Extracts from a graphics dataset
##########

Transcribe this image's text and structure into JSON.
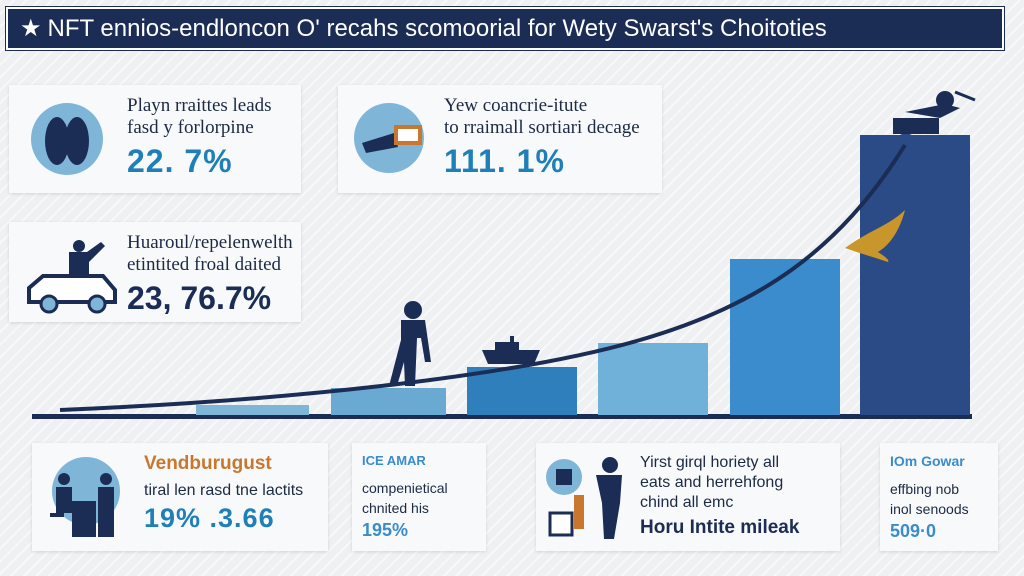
{
  "header": {
    "star": "★",
    "title": "NFT ennios-endloncon O' recahs scomoorial for Wety Swarst's Choitoties"
  },
  "cards": {
    "top_left": {
      "line1": "Playn rraittes leads",
      "line2": "fasd y forlorpine",
      "value": "22. 7%"
    },
    "top_mid": {
      "line1": "Yew coancrie-itute",
      "line2": "to rraimall sortiari decage",
      "value": "111. 1%"
    },
    "mid_left": {
      "line1": "Huaroul/repelenwelth",
      "line2": "etintited froal daited",
      "value": "23, 76.7%"
    },
    "bottom_1": {
      "heading": "Vendburugust",
      "line1": "tiral len rasd tne lactits",
      "value": "19% .3.66"
    },
    "bottom_2": {
      "heading": "ICE AMAR",
      "line1": "compenietical",
      "line2": "chnited his",
      "value": "195%"
    },
    "bottom_3": {
      "line1": "Yirst girql horiety all",
      "line2": "eats and herrehfong",
      "line3": "chind all emc",
      "value": "Horu Intite mileak"
    },
    "bottom_4": {
      "heading": "IOm Gowar",
      "line1": "effbing nob",
      "line2": "inol senoods",
      "value": "509·0"
    }
  },
  "colors": {
    "navy": "#1b2d55",
    "blue": "#1f7fb8",
    "light_blue": "#7fb6d8",
    "orange": "#c9772e",
    "gold": "#c8962a"
  },
  "icons": [
    "shoes-icon",
    "megaphone-icon",
    "car-icon",
    "runner-figure-icon",
    "office-worker-icon",
    "crowd-icon",
    "walking-man-icon",
    "boat-icon",
    "eagle-icon",
    "summit-figure-icon"
  ]
}
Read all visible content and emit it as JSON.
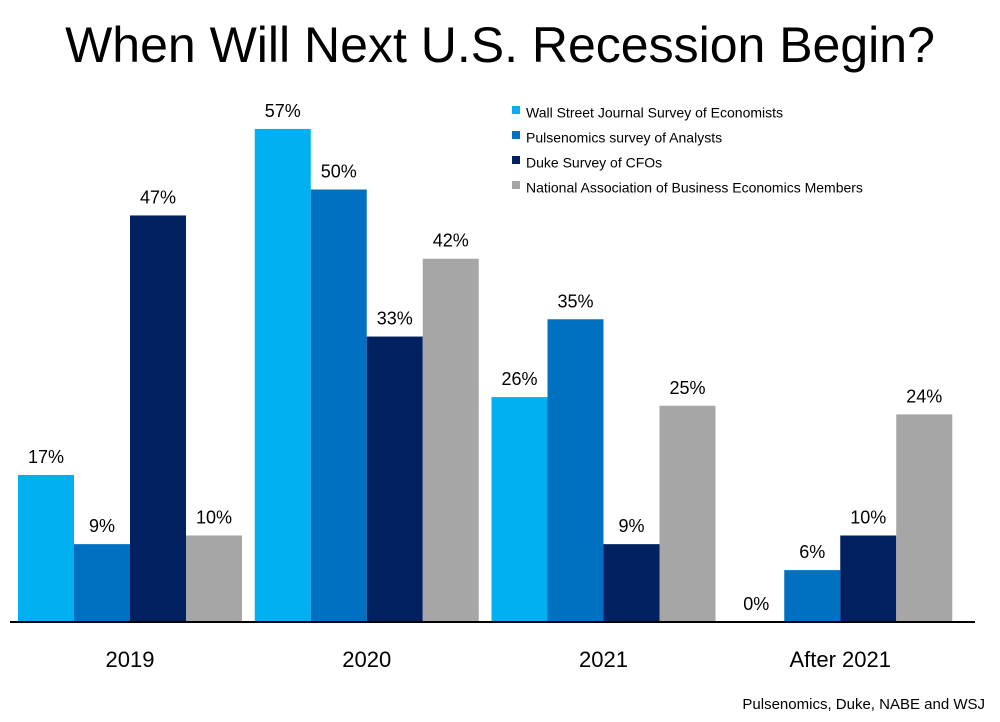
{
  "chart_data": {
    "type": "bar",
    "title": "When Will Next U.S. Recession Begin?",
    "categories": [
      "2019",
      "2020",
      "2021",
      "After 2021"
    ],
    "series": [
      {
        "name": "Wall Street Journal Survey of Economists",
        "values": [
          17,
          57,
          26,
          0
        ],
        "color": "#00b0f0"
      },
      {
        "name": "Pulsenomics survey of Analysts",
        "values": [
          9,
          50,
          35,
          6
        ],
        "color": "#0070c0"
      },
      {
        "name": "Duke Survey of CFOs",
        "values": [
          47,
          33,
          9,
          10
        ],
        "color": "#002060"
      },
      {
        "name": "National Association of Business Economics Members",
        "values": [
          10,
          42,
          25,
          24
        ],
        "color": "#a6a6a6"
      }
    ],
    "value_suffix": "%",
    "ylim": [
      0,
      60
    ],
    "legend_position": "top-right",
    "grid": false,
    "source": "Pulsenomics, Duke, NABE and WSJ"
  }
}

##########

Job
Which lines in the data above contain "name"? Show each one.

Reply to the task
        "name": "Wall Street Journal Survey of Economists",
        "name": "Pulsenomics survey of Analysts",
        "name": "Duke Survey of CFOs",
        "name": "National Association of Business Economics Members",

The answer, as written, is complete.